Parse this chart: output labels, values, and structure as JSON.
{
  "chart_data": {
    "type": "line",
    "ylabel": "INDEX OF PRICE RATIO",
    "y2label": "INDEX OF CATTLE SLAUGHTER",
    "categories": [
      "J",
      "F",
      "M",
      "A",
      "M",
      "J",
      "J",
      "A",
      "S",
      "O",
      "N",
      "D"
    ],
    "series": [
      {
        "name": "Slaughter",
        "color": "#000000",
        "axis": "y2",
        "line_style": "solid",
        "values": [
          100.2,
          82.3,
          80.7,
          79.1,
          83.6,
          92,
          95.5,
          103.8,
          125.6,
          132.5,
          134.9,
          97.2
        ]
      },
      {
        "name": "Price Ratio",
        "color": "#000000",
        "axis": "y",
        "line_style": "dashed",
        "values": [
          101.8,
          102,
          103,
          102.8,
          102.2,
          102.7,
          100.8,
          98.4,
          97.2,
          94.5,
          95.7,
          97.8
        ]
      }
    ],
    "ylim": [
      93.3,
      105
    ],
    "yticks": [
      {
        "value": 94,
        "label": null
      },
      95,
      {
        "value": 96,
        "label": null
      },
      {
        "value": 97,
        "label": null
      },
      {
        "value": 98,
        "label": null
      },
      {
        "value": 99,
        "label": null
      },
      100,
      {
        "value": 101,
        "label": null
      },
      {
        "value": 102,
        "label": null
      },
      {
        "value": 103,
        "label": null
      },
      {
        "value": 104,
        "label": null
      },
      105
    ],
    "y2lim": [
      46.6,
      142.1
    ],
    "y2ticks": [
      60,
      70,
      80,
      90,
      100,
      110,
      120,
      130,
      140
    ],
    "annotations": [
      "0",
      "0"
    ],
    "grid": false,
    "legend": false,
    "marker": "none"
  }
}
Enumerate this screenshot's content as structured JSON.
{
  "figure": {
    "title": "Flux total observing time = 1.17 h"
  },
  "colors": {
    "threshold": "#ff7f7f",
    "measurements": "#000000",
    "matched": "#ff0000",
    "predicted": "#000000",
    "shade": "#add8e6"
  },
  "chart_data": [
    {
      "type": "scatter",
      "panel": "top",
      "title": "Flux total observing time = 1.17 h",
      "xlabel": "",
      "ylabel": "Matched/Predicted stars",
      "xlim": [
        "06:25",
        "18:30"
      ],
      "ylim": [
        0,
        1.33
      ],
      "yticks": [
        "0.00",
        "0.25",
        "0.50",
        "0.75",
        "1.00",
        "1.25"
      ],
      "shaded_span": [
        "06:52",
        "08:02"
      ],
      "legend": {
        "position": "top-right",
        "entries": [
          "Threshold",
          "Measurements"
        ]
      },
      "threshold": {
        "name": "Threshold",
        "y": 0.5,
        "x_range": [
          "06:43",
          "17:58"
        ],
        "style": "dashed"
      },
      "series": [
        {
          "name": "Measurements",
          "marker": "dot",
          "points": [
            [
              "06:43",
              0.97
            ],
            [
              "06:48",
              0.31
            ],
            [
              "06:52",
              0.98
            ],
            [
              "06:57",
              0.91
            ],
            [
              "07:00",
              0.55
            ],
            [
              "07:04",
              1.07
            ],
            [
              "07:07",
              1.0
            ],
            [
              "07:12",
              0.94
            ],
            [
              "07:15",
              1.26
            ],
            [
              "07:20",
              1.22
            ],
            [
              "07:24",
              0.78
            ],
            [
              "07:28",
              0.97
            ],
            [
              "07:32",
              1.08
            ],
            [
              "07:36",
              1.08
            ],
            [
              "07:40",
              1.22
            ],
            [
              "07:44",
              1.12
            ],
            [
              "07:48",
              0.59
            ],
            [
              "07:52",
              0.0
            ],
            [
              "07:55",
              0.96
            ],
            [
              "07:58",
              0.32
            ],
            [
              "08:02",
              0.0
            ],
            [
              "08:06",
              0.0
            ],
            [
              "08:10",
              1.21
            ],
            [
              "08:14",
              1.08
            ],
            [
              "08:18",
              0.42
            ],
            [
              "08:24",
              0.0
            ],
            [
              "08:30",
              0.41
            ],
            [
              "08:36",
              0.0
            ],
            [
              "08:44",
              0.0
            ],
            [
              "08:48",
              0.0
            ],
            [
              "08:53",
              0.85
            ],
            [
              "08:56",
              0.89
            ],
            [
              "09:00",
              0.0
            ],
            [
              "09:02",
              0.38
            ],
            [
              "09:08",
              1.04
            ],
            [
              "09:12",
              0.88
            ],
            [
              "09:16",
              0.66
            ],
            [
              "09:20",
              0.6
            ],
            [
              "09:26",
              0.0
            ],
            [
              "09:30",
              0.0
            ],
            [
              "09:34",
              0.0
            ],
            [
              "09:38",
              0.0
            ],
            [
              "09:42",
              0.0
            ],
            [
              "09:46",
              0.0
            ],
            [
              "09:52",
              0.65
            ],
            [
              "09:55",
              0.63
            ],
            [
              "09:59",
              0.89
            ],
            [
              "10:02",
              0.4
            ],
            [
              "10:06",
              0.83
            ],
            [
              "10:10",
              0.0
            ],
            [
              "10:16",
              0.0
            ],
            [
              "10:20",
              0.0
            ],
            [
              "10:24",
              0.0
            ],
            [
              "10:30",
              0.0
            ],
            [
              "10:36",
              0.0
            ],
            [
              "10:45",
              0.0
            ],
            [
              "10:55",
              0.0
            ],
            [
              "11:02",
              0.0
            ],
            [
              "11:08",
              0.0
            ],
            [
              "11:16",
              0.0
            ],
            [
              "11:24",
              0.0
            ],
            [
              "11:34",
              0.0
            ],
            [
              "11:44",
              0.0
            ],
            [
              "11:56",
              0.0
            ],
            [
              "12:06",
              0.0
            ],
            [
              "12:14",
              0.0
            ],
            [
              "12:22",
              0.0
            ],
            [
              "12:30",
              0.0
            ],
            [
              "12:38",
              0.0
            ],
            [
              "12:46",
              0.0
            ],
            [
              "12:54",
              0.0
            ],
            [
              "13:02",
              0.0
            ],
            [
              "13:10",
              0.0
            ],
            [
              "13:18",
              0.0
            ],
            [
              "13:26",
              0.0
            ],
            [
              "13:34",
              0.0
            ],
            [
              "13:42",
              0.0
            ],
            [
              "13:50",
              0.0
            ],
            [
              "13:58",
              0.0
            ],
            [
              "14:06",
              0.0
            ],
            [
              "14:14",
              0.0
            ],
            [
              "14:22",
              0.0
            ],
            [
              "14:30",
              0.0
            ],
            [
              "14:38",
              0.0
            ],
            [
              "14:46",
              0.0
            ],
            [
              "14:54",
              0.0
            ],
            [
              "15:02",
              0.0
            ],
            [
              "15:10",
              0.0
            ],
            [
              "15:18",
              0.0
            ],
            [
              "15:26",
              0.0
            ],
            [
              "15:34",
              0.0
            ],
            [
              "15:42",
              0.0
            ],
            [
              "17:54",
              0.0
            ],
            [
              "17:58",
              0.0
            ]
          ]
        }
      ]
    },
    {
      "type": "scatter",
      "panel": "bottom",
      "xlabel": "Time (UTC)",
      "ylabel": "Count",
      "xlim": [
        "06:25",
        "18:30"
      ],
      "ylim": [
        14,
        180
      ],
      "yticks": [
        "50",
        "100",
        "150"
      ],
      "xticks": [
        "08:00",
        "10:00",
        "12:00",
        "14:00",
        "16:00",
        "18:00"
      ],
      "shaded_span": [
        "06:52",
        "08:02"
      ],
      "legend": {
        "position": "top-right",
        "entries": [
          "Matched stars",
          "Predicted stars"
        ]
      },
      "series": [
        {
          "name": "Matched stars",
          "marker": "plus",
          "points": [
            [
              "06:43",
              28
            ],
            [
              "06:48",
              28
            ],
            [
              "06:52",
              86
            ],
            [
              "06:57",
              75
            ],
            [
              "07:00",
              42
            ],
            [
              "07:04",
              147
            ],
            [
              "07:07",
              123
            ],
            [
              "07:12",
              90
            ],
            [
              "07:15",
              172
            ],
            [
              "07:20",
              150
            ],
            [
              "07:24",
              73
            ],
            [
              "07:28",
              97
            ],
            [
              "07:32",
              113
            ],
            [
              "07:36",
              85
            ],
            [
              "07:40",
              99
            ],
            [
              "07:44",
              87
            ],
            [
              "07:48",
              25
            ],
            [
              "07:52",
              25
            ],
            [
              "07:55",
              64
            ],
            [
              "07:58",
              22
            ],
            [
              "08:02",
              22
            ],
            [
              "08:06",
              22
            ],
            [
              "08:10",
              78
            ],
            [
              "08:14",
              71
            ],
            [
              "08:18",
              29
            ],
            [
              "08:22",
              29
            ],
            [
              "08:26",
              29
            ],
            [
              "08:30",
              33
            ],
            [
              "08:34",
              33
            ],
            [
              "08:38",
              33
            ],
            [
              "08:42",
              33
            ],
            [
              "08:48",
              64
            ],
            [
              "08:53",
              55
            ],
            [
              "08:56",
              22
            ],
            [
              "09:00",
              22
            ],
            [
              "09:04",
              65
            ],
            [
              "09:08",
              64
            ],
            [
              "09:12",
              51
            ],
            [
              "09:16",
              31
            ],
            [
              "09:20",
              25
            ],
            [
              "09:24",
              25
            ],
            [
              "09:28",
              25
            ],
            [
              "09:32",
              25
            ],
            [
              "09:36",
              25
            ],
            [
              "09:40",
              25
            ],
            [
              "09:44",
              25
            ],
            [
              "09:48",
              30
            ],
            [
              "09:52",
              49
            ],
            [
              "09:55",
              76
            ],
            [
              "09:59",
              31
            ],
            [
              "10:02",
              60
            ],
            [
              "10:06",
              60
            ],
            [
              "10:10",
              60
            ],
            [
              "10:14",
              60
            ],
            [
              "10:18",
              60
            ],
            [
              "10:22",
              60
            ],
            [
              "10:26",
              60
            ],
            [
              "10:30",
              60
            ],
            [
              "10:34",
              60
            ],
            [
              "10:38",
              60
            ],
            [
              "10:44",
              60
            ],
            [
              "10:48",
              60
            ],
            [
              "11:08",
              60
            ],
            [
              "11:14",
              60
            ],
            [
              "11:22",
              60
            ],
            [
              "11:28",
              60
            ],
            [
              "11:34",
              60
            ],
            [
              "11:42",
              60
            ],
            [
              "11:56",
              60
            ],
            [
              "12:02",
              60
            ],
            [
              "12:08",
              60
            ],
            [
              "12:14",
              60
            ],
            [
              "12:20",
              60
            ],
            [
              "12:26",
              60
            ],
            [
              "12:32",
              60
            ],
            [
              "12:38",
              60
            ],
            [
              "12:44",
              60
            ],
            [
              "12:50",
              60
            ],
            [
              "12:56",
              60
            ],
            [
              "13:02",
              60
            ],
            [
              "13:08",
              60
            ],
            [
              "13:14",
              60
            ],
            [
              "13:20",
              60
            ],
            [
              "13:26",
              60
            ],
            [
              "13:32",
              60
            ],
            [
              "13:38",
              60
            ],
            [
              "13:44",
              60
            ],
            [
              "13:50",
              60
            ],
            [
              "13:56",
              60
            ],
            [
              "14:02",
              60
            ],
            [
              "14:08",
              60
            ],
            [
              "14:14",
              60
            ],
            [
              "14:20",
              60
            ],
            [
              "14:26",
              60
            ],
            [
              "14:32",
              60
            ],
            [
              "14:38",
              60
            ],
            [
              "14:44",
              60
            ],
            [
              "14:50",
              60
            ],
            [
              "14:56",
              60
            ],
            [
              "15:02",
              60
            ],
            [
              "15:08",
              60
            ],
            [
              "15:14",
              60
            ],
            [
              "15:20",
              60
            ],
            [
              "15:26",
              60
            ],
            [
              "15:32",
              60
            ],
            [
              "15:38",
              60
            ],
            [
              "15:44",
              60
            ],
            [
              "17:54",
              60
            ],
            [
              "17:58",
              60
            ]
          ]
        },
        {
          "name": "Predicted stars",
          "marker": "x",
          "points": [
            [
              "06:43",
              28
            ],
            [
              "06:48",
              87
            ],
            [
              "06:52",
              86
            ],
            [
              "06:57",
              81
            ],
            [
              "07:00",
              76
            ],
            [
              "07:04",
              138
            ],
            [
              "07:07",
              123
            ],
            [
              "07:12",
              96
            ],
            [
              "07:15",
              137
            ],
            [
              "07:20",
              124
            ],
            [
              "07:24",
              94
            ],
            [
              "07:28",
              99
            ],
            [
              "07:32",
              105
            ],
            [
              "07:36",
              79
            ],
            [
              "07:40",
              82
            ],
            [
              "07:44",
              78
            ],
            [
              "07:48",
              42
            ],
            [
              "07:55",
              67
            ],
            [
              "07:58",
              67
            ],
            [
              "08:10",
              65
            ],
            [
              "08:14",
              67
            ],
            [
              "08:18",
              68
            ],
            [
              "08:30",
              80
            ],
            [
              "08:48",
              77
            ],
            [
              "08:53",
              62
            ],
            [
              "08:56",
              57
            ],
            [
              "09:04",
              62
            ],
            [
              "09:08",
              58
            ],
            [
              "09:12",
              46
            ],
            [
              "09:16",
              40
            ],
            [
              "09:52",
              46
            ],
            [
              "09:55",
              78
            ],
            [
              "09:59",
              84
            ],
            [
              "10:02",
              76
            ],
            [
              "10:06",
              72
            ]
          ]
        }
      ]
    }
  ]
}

## Objective
Find the word "Flux" in the material, then list each line that holds it.

## Exercise answer
    "title": "Flux total observing time = 1.17 h"
      "title": "Flux total observing time = 1.17 h",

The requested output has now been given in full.